Data excerpts
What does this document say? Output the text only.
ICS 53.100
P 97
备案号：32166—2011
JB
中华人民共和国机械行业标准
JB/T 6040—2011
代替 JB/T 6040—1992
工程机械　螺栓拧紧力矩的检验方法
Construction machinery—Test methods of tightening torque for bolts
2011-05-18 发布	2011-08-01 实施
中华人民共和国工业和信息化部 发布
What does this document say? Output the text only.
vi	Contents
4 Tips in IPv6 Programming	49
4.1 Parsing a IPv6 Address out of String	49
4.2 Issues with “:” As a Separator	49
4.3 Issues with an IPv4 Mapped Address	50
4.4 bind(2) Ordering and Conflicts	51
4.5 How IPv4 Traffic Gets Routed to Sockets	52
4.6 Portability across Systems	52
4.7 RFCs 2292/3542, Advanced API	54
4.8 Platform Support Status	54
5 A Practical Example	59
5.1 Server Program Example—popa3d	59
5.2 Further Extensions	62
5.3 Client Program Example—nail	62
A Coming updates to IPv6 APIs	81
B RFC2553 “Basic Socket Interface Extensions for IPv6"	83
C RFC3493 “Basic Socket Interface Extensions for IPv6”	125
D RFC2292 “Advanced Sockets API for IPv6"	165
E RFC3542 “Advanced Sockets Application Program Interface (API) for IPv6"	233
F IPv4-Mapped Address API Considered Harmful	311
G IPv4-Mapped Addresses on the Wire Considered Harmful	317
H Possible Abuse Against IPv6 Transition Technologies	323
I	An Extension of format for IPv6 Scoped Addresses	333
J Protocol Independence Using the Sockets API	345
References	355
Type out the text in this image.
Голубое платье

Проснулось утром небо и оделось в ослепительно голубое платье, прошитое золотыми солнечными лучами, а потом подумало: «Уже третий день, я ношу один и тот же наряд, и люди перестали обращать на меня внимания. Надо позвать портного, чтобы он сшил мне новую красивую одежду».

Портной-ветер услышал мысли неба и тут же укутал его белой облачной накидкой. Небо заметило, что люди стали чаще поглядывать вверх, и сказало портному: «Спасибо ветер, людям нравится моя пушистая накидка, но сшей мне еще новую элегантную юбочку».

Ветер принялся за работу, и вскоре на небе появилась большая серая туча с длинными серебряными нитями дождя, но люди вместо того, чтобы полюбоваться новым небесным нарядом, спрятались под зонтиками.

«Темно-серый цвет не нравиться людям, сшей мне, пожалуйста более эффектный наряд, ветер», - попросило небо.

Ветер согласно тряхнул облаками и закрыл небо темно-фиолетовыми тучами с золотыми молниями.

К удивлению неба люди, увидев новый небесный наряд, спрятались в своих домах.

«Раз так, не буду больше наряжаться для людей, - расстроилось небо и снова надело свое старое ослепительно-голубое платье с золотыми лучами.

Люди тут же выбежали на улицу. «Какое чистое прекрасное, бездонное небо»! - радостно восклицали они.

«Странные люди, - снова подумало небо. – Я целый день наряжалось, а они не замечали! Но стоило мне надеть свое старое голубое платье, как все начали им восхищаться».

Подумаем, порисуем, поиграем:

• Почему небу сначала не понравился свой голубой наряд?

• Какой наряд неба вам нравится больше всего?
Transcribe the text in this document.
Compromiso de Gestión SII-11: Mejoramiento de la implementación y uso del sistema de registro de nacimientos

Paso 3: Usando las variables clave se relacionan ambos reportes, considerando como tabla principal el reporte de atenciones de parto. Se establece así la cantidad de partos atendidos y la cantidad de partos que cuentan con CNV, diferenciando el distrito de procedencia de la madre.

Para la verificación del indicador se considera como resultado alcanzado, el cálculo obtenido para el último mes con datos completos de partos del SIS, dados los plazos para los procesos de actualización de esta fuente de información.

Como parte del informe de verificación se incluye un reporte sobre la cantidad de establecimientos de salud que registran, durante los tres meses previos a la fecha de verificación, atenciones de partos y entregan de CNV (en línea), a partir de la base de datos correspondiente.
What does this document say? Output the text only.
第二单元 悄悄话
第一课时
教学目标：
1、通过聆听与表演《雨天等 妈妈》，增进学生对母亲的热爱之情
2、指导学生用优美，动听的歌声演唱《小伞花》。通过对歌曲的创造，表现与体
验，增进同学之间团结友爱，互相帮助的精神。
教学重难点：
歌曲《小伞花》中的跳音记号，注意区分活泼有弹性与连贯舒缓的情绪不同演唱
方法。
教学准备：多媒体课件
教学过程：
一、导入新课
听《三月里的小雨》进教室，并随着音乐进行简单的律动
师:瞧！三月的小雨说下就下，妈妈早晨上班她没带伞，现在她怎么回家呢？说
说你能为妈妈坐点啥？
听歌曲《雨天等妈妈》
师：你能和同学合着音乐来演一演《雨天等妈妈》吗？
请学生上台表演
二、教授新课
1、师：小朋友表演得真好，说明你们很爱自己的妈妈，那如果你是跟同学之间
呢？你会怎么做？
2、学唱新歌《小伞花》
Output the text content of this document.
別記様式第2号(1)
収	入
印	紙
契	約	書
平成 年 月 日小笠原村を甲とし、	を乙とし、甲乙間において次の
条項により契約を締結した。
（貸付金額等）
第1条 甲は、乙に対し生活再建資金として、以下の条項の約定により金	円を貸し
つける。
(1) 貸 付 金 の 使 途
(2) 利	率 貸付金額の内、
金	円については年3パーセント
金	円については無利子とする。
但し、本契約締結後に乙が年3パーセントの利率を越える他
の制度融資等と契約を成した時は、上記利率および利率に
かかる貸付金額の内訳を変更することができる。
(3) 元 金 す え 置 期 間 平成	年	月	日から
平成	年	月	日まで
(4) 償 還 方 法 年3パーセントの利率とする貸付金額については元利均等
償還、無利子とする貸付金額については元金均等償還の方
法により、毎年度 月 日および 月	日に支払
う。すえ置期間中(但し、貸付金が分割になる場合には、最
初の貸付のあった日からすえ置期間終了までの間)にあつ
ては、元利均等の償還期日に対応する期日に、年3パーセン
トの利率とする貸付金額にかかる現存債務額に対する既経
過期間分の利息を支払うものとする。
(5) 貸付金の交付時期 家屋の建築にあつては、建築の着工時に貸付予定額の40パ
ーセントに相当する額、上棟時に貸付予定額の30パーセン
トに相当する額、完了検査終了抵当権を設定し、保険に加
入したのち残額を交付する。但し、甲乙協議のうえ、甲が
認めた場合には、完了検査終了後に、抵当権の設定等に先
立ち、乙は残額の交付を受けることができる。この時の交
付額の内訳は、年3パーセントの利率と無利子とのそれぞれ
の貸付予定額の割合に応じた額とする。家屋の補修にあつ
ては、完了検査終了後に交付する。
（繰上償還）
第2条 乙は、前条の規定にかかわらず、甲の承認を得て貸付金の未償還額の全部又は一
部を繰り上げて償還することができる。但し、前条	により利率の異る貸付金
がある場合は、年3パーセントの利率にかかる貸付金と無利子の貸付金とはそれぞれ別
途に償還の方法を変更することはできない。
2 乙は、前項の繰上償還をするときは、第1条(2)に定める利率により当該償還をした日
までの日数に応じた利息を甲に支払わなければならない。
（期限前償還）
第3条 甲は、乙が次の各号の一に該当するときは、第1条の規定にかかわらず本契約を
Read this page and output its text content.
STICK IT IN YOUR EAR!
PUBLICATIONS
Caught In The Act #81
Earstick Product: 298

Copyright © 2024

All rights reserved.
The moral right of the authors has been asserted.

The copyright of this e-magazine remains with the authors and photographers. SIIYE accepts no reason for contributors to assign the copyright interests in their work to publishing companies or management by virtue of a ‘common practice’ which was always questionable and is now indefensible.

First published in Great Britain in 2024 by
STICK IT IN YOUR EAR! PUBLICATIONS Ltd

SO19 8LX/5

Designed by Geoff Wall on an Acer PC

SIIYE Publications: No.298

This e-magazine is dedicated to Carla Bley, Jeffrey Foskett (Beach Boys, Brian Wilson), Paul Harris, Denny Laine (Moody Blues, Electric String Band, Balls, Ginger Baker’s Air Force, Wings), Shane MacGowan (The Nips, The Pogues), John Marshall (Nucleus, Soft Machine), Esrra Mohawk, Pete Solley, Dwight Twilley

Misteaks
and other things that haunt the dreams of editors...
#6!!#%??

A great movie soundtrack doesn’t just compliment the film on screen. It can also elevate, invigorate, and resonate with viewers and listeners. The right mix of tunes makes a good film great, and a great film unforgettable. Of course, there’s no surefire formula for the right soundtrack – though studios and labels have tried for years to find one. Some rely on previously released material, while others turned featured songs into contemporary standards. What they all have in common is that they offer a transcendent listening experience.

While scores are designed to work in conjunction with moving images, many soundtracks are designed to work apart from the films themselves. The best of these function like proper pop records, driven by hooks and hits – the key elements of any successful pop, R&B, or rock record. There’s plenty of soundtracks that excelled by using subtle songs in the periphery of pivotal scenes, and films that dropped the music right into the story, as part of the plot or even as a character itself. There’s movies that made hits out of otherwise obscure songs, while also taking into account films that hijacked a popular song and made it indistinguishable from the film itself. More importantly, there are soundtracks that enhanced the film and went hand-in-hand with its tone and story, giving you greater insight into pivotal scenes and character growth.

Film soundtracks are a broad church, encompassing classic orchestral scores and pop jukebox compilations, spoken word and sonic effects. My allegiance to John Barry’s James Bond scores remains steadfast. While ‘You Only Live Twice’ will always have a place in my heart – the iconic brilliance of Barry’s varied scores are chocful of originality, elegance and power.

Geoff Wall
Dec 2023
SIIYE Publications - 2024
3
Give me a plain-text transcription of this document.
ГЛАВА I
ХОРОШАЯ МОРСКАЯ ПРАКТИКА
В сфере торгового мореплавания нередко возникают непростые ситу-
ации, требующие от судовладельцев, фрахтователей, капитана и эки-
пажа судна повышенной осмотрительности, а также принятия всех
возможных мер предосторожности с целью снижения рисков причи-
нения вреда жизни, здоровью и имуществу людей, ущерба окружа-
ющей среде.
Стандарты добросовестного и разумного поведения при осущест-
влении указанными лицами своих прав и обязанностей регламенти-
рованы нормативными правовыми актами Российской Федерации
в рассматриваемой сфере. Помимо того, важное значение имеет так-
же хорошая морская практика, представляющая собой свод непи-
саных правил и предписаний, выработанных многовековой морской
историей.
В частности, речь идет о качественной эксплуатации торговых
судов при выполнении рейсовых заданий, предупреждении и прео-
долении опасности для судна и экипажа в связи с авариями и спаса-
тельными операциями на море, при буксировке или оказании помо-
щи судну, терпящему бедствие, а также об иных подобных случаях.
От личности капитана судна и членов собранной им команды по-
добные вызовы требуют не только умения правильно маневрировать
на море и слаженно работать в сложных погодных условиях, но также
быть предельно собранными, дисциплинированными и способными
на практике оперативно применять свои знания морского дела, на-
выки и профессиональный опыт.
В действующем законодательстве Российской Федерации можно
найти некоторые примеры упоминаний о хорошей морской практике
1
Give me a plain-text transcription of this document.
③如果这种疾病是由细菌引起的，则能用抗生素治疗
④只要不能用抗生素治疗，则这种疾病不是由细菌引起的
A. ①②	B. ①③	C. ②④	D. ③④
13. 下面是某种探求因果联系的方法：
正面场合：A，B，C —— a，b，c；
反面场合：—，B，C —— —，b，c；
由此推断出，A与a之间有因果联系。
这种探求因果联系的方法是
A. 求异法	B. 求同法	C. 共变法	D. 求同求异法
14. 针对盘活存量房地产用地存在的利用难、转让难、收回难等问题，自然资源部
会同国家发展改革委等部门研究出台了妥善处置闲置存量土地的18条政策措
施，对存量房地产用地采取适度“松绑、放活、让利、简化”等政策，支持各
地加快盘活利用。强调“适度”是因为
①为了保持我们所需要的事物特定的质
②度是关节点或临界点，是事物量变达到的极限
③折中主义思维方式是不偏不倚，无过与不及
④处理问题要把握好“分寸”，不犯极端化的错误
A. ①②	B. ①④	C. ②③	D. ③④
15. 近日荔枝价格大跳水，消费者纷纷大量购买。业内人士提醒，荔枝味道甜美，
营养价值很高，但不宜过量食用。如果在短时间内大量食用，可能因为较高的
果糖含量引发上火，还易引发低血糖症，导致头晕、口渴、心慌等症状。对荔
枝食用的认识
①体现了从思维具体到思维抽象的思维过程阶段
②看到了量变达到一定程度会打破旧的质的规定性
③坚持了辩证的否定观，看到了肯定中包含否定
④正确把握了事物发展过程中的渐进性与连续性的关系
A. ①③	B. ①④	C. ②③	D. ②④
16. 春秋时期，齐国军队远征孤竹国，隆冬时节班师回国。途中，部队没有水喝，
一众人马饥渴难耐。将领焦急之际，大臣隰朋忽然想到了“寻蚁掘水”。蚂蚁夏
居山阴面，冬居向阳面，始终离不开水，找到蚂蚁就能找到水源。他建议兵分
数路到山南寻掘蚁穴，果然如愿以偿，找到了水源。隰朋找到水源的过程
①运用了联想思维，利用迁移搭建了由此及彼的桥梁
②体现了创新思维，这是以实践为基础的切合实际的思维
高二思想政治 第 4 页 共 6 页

= Job =
Select all lines in the listing that include the word "больше".

= Exercise response =
«Раз так, не буду больше наряжаться для людей, - расстроилось небо и снова надело свое старое ослепительно-голубое платье с золотыми лучами.
• Какой наряд неба вам нравится больше всего?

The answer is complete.